Short exercise: Everything from the line holding "Decode this image" through the last line below must be repeated exactly, and nothing else.

Listed records:
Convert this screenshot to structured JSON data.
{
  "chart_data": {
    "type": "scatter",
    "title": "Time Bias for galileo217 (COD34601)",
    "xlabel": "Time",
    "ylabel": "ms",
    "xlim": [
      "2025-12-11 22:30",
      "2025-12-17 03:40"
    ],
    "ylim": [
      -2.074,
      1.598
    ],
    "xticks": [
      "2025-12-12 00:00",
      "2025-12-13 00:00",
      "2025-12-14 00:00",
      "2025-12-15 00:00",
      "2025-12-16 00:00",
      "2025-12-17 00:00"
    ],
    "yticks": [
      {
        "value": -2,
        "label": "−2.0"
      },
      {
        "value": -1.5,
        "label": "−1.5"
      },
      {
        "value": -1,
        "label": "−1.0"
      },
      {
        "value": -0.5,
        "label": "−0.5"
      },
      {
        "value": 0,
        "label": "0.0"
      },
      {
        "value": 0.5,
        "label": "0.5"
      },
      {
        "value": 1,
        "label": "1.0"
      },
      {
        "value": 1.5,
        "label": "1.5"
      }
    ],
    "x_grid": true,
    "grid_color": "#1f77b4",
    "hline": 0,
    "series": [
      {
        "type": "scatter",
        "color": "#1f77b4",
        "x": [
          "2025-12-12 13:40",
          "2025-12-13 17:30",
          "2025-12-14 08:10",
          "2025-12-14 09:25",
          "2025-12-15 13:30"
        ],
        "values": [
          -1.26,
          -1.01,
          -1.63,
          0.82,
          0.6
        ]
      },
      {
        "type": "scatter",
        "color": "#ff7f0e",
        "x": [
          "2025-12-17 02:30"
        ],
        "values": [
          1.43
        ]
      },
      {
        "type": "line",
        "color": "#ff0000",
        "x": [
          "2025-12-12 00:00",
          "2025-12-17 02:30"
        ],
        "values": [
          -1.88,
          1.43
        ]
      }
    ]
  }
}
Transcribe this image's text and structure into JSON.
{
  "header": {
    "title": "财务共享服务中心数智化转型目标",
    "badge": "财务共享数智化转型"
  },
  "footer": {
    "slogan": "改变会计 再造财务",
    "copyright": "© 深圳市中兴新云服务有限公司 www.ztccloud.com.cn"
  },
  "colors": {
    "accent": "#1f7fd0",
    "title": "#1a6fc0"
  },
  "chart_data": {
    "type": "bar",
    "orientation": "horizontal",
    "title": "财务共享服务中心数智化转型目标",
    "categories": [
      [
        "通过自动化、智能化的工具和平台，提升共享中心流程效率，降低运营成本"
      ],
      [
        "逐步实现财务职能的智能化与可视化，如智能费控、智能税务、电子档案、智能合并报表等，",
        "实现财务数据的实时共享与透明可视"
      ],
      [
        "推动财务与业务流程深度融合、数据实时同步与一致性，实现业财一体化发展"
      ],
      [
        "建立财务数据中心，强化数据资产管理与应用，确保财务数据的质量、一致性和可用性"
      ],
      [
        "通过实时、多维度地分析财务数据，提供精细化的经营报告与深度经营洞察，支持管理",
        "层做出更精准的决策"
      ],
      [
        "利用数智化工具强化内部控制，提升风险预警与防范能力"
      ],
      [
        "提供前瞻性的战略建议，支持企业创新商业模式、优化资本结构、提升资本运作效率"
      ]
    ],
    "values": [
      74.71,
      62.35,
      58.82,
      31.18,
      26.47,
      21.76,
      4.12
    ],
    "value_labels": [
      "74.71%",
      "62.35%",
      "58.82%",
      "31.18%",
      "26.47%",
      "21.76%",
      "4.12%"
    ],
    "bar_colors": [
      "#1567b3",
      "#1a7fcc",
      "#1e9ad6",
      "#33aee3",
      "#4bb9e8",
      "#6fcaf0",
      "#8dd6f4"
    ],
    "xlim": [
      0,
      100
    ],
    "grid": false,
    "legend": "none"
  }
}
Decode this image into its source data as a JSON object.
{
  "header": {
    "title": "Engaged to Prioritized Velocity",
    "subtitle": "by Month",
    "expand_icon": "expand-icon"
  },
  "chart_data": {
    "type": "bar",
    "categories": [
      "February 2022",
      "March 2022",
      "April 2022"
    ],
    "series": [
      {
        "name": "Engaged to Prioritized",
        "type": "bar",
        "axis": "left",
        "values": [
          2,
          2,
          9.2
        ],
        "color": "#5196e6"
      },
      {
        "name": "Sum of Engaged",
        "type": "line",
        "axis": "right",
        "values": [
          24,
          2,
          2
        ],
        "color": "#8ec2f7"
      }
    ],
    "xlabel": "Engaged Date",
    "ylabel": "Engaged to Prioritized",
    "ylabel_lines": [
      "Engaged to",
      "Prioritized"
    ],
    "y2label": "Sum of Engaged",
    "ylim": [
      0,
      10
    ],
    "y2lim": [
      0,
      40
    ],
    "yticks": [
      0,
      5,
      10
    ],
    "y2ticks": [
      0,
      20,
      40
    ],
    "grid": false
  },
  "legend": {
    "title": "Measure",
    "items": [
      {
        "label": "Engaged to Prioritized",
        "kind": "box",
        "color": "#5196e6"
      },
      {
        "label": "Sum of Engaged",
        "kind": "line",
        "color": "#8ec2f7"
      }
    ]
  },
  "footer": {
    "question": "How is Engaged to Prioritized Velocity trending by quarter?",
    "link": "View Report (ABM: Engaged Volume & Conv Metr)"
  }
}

Task output:
Decode this image into its source data as a JSON object.
{
  "header": {
    "title": "Engaged to Prioritized Velocity",
    "subtitle": "by Month",
    "expand_icon": "expand-icon"
  },
  "chart_data": {
    "type": "bar",
    "categories": [
      "February 2022",
      "March 2022",
      "April 2022"
    ],
    "series": [
      {
        "name": "Engaged to Prioritized",
        "type": "bar",
        "axis": "left",
        "values": [
          2,
          2,
          9.2
        ],
        "color": "#5196e6"
      },
      {
        "name": "Sum of Engaged",
        "type": "line",
        "axis": "right",
        "values": [
          24,
          2,
          2
        ],
        "color": "#8ec2f7"
      }
    ],
    "xlabel": "Engaged Date",
    "ylabel": "Engaged to Prioritized",
    "ylabel_lines": [
      "Engaged to",
      "Prioritized"
    ],
    "y2label": "Sum of Engaged",
    "ylim": [
      0,
      10
    ],
    "y2lim": [
      0,
      40
    ],
    "yticks": [
      0,
      5,
      10
    ],
    "y2ticks": [
      0,
      20,
      40
    ],
    "grid": false
  },
  "legend": {
    "title": "Measure",
    "items": [
      {
        "label": "Engaged to Prioritized",
        "kind": "box",
        "color": "#5196e6"
      },
      {
        "label": "Sum of Engaged",
        "kind": "line",
        "color": "#8ec2f7"
      }
    ]
  },
  "footer": {
    "question": "How is Engaged to Prioritized Velocity trending by quarter?",
    "link": "View Report (ABM: Engaged Volume & Conv Metr)"
  }
}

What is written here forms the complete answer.